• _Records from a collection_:
■ ■ ■

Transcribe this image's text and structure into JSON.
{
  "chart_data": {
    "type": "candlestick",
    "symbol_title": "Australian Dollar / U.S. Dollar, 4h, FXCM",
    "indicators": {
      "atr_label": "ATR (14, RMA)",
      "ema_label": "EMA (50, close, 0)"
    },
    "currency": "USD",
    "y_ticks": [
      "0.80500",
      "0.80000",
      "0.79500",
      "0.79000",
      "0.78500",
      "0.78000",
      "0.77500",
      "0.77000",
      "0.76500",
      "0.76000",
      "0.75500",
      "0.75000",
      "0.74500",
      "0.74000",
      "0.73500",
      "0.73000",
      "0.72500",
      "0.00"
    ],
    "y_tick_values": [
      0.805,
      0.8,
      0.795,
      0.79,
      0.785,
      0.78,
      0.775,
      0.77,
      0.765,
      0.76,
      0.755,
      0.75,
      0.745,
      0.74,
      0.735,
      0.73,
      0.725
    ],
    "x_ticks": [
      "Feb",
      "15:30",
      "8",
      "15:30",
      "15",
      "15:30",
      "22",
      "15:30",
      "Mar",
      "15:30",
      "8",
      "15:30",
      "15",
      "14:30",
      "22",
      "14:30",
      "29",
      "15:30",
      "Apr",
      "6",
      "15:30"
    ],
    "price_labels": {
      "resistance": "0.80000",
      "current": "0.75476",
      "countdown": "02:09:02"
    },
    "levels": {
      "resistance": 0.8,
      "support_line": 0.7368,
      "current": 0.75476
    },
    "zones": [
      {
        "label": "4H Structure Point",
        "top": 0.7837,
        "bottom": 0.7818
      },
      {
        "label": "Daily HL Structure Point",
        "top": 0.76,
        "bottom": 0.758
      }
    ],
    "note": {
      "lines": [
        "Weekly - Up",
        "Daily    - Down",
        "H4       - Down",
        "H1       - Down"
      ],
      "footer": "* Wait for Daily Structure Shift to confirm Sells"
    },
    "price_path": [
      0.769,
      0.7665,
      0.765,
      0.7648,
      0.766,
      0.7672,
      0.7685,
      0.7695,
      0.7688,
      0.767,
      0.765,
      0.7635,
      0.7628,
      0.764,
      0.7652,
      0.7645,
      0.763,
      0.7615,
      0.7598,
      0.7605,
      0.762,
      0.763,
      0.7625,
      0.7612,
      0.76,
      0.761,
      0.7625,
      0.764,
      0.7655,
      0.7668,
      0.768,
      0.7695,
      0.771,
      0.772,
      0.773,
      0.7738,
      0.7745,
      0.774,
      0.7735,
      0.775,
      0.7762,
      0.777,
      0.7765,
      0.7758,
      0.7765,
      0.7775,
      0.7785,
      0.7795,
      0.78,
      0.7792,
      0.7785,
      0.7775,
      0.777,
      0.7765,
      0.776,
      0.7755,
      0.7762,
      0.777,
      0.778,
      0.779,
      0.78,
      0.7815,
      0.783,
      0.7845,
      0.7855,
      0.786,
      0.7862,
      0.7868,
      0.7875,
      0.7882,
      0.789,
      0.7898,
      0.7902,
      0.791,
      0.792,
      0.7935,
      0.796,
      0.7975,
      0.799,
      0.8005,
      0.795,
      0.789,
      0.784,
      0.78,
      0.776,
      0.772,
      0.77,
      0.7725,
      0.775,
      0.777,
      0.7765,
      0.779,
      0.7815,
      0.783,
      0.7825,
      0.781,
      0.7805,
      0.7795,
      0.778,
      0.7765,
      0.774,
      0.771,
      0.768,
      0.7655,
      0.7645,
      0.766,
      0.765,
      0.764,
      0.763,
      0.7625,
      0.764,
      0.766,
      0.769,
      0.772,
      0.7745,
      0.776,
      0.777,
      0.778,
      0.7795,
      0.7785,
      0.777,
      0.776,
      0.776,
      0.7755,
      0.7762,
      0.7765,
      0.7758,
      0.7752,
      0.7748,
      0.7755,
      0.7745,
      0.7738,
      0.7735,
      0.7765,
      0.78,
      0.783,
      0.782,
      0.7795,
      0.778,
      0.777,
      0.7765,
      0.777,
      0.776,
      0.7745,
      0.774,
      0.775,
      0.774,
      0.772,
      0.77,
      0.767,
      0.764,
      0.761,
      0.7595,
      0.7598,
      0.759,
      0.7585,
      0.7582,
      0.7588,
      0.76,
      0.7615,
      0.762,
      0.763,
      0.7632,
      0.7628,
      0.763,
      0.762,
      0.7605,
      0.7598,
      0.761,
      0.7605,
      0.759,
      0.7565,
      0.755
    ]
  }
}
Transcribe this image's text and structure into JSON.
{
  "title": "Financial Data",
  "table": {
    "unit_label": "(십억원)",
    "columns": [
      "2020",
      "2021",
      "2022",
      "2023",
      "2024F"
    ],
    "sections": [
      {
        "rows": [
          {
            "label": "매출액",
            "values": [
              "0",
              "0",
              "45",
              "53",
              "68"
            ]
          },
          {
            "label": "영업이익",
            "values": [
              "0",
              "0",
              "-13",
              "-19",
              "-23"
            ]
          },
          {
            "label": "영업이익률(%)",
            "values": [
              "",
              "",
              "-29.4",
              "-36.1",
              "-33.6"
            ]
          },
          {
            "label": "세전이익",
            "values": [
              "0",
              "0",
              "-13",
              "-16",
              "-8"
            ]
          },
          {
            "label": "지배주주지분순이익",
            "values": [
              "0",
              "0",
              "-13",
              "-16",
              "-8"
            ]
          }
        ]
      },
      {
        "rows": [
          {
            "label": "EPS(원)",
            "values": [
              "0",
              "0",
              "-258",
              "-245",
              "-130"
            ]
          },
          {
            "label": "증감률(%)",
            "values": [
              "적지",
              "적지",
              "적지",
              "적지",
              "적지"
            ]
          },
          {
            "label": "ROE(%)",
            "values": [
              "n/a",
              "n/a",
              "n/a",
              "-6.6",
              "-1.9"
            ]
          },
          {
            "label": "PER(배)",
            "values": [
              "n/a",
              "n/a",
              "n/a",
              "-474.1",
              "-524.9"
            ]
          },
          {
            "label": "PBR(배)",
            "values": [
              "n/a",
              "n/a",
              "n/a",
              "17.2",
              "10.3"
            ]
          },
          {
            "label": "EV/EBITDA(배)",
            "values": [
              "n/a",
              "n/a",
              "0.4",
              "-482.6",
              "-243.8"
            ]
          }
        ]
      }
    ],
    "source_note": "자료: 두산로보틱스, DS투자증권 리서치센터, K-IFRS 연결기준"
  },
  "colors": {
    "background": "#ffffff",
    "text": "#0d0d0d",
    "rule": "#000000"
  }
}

■ ■ ■

• _Job_: Copy the material above back out, exactly as written.

• _Result_:
Transcribe this image's text and structure into JSON.
{
  "chart_data": {
    "type": "candlestick",
    "symbol_title": "Australian Dollar / U.S. Dollar, 4h, FXCM",
    "indicators": {
      "atr_label": "ATR (14, RMA)",
      "ema_label": "EMA (50, close, 0)"
    },
    "currency": "USD",
    "y_ticks": [
      "0.80500",
      "0.80000",
      "0.79500",
      "0.79000",
      "0.78500",
      "0.78000",
      "0.77500",
      "0.77000",
      "0.76500",
      "0.76000",
      "0.75500",
      "0.75000",
      "0.74500",
      "0.74000",
      "0.73500",
      "0.73000",
      "0.72500",
      "0.00"
    ],
    "y_tick_values": [
      0.805,
      0.8,
      0.795,
      0.79,
      0.785,
      0.78,
      0.775,
      0.77,
      0.765,
      0.76,
      0.755,
      0.75,
      0.745,
      0.74,
      0.735,
      0.73,
      0.725
    ],
    "x_ticks": [
      "Feb",
      "15:30",
      "8",
      "15:30",
      "15",
      "15:30",
      "22",
      "15:30",
      "Mar",
      "15:30",
      "8",
      "15:30",
      "15",
      "14:30",
      "22",
      "14:30",
      "29",
      "15:30",
      "Apr",
      "6",
      "15:30"
    ],
    "price_labels": {
      "resistance": "0.80000",
      "current": "0.75476",
      "countdown": "02:09:02"
    },
    "levels": {
      "resistance": 0.8,
      "support_line": 0.7368,
      "current": 0.75476
    },
    "zones": [
      {
        "label": "4H Structure Point",
        "top": 0.7837,
        "bottom": 0.7818
      },
      {
        "label": "Daily HL Structure Point",
        "top": 0.76,
        "bottom": 0.758
      }
    ],
    "note": {
      "lines": [
        "Weekly - Up",
        "Daily    - Down",
        "H4       - Down",
        "H1       - Down"
      ],
      "footer": "* Wait for Daily Structure Shift to confirm Sells"
    },
    "price_path": [
      0.769,
      0.7665,
      0.765,
      0.7648,
      0.766,
      0.7672,
      0.7685,
      0.7695,
      0.7688,
      0.767,
      0.765,
      0.7635,
      0.7628,
      0.764,
      0.7652,
      0.7645,
      0.763,
      0.7615,
      0.7598,
      0.7605,
      0.762,
      0.763,
      0.7625,
      0.7612,
      0.76,
      0.761,
      0.7625,
      0.764,
      0.7655,
      0.7668,
      0.768,
      0.7695,
      0.771,
      0.772,
      0.773,
      0.7738,
      0.7745,
      0.774,
      0.7735,
      0.775,
      0.7762,
      0.777,
      0.7765,
      0.7758,
      0.7765,
      0.7775,
      0.7785,
      0.7795,
      0.78,
      0.7792,
      0.7785,
      0.7775,
      0.777,
      0.7765,
      0.776,
      0.7755,
      0.7762,
      0.777,
      0.778,
      0.779,
      0.78,
      0.7815,
      0.783,
      0.7845,
      0.7855,
      0.786,
      0.7862,
      0.7868,
      0.7875,
      0.7882,
      0.789,
      0.7898,
      0.7902,
      0.791,
      0.792,
      0.7935,
      0.796,
      0.7975,
      0.799,
      0.8005,
      0.795,
      0.789,
      0.784,
      0.78,
      0.776,
      0.772,
      0.77,
      0.7725,
      0.775,
      0.777,
      0.7765,
      0.779,
      0.7815,
      0.783,
      0.7825,
      0.781,
      0.7805,
      0.7795,
      0.778,
      0.7765,
      0.774,
      0.771,
      0.768,
      0.7655,
      0.7645,
      0.766,
      0.765,
      0.764,
      0.763,
      0.7625,
      0.764,
      0.766,
      0.769,
      0.772,
      0.7745,
      0.776,
      0.777,
      0.778,
      0.7795,
      0.7785,
      0.777,
      0.776,
      0.776,
      0.7755,
      0.7762,
      0.7765,
      0.7758,
      0.7752,
      0.7748,
      0.7755,
      0.7745,
      0.7738,
      0.7735,
      0.7765,
      0.78,
      0.783,
      0.782,
      0.7795,
      0.778,
      0.777,
      0.7765,
      0.777,
      0.776,
      0.7745,
      0.774,
      0.775,
      0.774,
      0.772,
      0.77,
      0.767,
      0.764,
      0.761,
      0.7595,
      0.7598,
      0.759,
      0.7585,
      0.7582,
      0.7588,
      0.76,
      0.7615,
      0.762,
      0.763,
      0.7632,
      0.7628,
      0.763,
      0.762,
      0.7605,
      0.7598,
      0.761,
      0.7605,
      0.759,
      0.7565,
      0.755
    ]
  }
}
Transcribe this image's text and structure into JSON.
{
  "title": "Financial Data",
  "table": {
    "unit_label": "(십억원)",
    "columns": [
      "2020",
      "2021",
      "2022",
      "2023",
      "2024F"
    ],
    "sections": [
      {
        "rows": [
          {
            "label": "매출액",
            "values": [
              "0",
              "0",
              "45",
              "53",
              "68"
            ]
          },
          {
            "label": "영업이익",
            "values": [
              "0",
              "0",
              "-13",
              "-19",
              "-23"
            ]
          },
          {
            "label": "영업이익률(%)",
            "values": [
              "",
              "",
              "-29.4",
              "-36.1",
              "-33.6"
            ]
          },
          {
            "label": "세전이익",
            "values": [
              "0",
              "0",
              "-13",
              "-16",
              "-8"
            ]
          },
          {
            "label": "지배주주지분순이익",
            "values": [
              "0",
              "0",
              "-13",
              "-16",
              "-8"
            ]
          }
        ]
      },
      {
        "rows": [
          {
            "label": "EPS(원)",
            "values": [
              "0",
              "0",
              "-258",
              "-245",
              "-130"
            ]
          },
          {
            "label": "증감률(%)",
            "values": [
              "적지",
              "적지",
              "적지",
              "적지",
              "적지"
            ]
          },
          {
            "label": "ROE(%)",
            "values": [
              "n/a",
              "n/a",
              "n/a",
              "-6.6",
              "-1.9"
            ]
          },
          {
            "label": "PER(배)",
            "values": [
              "n/a",
              "n/a",
              "n/a",
              "-474.1",
              "-524.9"
            ]
          },
          {
            "label": "PBR(배)",
            "values": [
              "n/a",
              "n/a",
              "n/a",
              "17.2",
              "10.3"
            ]
          },
          {
            "label": "EV/EBITDA(배)",
            "values": [
              "n/a",
              "n/a",
              "0.4",
              "-482.6",
              "-243.8"
            ]
          }
        ]
      }
    ],
    "source_note": "자료: 두산로보틱스, DS투자증권 리서치센터, K-IFRS 연결기준"
  },
  "colors": {
    "background": "#ffffff",
    "text": "#0d0d0d",
    "rule": "#000000"
  }
}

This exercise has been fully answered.